Wednesday, February 09, 2005

Notas do meu varandim - Doze ou apenas 1?

2005 aí está.
Como porém escrevo ainda em 2004 não quero deixar de tecer algumas considerações acerca de uma tradição.
É costume em muitos lados, e por estes também, fazer coincidir as 12 badaladas da meia-noite que separa os dois anos com a mastigação de 12 passas regadas com um bom vinho, enquanto se formulam 12 desejos.
Não sei se este número, um dos preferidos da cabalística, terá alguma coisa a ver com os 12 meses do ano, ou talvez mais poeticamente com os 12 trabalhos de Hércules, ou com outro doze qualquer que se me escapa, completamente.
Mas não quero entrar nessas filosofias.
Ensinaram-me, em tempos antigos que não devíamos ser demasiado ambiciosos e sempre que houvéssemos de pedir o fizéssemos calma e moderadamente. Este agora, logo outro e ainda um outro, mais tarde.
Não sei se esta teoria está certa, mas este ano, no fim de mais um ano só me apetece fazer um pedido.
Claro que sendo apenas um terá que ser suficientemente abrangente de modo a que quem o queira satisfazer, não tenha apenas os doze trabalhos de Hércules, mas mais, muito mais.

Queria simplesmente que a fome acabasse.

Agostinho da Silva, infelizmente muito esquecido entre nós, numa das suas muitas intervenções televisivas, recorda que a vida humana é regida por três ss: Sustento, Saber, Saúde.

**Enunciado**
No texto de leitura, quais são os três ss que, segundo Agostinho da Silva, regem a vida humana?

**Registos fornecidos**
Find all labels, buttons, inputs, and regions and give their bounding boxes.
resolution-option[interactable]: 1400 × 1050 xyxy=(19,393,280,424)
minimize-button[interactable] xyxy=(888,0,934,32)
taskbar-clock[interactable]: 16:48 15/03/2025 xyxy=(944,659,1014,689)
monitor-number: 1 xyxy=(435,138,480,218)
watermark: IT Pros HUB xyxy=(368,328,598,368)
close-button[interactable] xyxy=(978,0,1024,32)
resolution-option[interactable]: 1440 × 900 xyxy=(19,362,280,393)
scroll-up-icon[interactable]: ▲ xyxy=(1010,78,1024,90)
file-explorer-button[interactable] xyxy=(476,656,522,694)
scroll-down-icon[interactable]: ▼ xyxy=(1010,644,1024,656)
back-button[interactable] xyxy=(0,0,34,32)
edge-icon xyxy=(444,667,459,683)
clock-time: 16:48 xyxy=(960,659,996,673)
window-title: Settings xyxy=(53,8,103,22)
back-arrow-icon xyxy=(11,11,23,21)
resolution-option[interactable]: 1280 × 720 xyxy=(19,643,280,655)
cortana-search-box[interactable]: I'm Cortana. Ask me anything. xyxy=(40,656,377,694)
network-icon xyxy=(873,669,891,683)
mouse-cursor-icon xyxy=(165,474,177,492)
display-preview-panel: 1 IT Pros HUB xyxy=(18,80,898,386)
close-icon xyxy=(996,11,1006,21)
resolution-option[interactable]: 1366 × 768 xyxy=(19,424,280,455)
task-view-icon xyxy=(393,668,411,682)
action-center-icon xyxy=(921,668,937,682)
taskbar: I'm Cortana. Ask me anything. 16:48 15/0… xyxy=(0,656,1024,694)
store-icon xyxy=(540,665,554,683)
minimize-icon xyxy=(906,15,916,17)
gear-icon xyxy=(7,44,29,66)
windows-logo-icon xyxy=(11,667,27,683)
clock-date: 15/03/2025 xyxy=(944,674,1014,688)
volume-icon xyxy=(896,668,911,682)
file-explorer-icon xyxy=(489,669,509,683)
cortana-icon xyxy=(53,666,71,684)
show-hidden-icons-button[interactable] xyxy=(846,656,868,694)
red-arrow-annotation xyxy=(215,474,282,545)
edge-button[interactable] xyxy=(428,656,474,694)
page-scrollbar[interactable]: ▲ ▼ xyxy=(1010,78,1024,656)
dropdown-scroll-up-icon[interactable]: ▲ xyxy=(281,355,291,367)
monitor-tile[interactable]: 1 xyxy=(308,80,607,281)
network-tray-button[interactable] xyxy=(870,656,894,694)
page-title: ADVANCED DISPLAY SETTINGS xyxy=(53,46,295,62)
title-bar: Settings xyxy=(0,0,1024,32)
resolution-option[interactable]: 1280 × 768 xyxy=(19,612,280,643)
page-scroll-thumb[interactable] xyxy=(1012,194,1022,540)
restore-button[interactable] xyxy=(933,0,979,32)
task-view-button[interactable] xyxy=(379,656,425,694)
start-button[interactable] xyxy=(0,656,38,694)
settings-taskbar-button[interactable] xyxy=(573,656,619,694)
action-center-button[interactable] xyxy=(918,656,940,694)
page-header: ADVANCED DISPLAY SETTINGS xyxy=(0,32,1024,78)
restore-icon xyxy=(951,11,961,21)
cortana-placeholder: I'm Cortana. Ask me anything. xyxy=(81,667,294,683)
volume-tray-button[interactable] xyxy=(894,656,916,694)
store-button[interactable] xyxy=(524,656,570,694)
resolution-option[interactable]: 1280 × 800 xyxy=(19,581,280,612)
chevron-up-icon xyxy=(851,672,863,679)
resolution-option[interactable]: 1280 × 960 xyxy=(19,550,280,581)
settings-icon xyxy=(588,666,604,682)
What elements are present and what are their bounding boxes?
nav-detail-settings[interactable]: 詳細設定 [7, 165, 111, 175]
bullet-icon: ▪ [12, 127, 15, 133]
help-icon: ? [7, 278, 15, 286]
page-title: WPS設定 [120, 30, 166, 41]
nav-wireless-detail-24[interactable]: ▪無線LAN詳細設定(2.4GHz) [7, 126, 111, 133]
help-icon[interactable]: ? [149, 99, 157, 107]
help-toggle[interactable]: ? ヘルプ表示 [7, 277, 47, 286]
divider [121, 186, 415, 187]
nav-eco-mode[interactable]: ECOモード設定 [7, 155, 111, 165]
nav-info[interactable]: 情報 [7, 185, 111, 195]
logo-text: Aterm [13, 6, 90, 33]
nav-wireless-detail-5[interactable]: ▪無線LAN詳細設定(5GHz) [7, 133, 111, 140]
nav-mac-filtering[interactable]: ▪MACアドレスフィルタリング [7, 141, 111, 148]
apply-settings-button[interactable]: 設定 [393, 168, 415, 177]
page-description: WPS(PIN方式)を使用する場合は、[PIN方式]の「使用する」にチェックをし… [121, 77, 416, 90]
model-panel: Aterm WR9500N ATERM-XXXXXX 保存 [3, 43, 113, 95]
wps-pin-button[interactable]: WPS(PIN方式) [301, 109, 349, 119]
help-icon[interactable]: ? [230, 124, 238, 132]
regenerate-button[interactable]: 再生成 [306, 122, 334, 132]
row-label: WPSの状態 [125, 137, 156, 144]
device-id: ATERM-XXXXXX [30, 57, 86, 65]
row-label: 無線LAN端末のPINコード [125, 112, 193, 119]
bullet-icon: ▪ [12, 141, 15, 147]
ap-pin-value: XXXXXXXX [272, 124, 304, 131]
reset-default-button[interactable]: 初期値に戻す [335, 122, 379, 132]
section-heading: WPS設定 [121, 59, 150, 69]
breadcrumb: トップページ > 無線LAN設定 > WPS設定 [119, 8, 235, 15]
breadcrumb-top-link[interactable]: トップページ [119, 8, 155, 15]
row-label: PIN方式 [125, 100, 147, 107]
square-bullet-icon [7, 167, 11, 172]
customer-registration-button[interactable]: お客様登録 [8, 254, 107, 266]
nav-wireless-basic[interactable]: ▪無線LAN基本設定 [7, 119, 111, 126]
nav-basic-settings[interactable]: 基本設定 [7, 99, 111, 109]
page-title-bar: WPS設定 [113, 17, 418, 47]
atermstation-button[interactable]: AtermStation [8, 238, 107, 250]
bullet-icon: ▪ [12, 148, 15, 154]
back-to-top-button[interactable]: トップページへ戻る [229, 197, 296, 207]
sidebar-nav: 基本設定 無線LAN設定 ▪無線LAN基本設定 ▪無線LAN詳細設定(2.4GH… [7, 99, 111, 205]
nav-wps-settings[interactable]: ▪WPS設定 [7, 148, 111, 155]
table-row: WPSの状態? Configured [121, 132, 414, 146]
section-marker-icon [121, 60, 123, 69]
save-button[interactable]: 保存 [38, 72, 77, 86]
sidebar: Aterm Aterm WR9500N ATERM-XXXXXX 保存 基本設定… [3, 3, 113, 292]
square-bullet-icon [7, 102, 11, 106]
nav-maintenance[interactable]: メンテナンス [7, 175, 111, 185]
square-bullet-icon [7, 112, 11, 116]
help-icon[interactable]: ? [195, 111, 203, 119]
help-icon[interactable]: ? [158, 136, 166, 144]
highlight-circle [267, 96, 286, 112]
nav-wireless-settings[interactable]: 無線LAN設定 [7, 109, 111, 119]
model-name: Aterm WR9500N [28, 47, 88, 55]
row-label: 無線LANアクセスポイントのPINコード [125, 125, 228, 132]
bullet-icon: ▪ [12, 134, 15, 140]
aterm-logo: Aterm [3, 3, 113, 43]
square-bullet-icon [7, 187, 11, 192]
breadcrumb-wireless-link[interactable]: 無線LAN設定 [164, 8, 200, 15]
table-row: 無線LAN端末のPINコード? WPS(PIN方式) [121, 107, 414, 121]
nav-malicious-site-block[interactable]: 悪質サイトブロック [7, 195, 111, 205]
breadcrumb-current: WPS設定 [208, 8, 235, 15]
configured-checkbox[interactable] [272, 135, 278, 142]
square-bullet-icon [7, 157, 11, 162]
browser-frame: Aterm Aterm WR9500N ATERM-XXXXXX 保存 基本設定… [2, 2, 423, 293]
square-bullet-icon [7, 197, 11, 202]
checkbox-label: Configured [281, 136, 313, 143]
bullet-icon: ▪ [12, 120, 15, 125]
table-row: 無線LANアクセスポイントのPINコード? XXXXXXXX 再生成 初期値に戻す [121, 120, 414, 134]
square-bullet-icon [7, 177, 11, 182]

**Resolução**
Sustento, Saber e Saúde.